# [What the task requires]
Please copy all the lines that follow, word for word.

# [Records]
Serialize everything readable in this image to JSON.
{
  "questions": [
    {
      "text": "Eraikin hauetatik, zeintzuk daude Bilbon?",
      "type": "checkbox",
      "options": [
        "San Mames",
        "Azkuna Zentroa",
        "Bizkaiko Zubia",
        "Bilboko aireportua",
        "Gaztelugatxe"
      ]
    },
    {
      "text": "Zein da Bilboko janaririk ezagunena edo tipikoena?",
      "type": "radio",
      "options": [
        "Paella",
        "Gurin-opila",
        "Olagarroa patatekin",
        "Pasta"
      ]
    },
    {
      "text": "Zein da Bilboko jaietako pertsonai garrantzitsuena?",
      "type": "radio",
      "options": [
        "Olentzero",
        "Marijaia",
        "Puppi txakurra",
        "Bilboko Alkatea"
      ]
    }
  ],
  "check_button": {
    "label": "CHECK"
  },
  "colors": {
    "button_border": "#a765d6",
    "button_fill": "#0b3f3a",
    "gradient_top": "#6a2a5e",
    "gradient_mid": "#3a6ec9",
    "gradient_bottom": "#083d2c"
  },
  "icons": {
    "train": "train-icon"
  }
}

# [Response]
Serialize everything readable in this image to JSON.
{
  "questions": [
    {
      "text": "Eraikin hauetatik, zeintzuk daude Bilbon?",
      "type": "checkbox",
      "options": [
        "San Mames",
        "Azkuna Zentroa",
        "Bizkaiko Zubia",
        "Bilboko aireportua",
        "Gaztelugatxe"
      ]
    },
    {
      "text": "Zein da Bilboko janaririk ezagunena edo tipikoena?",
      "type": "radio",
      "options": [
        "Paella",
        "Gurin-opila",
        "Olagarroa patatekin",
        "Pasta"
      ]
    },
    {
      "text": "Zein da Bilboko jaietako pertsonai garrantzitsuena?",
      "type": "radio",
      "options": [
        "Olentzero",
        "Marijaia",
        "Puppi txakurra",
        "Bilboko Alkatea"
      ]
    }
  ],
  "check_button": {
    "label": "CHECK"
  },
  "colors": {
    "button_border": "#a765d6",
    "button_fill": "#0b3f3a",
    "gradient_top": "#6a2a5e",
    "gradient_mid": "#3a6ec9",
    "gradient_bottom": "#083d2c"
  },
  "icons": {
    "train": "train-icon"
  }
}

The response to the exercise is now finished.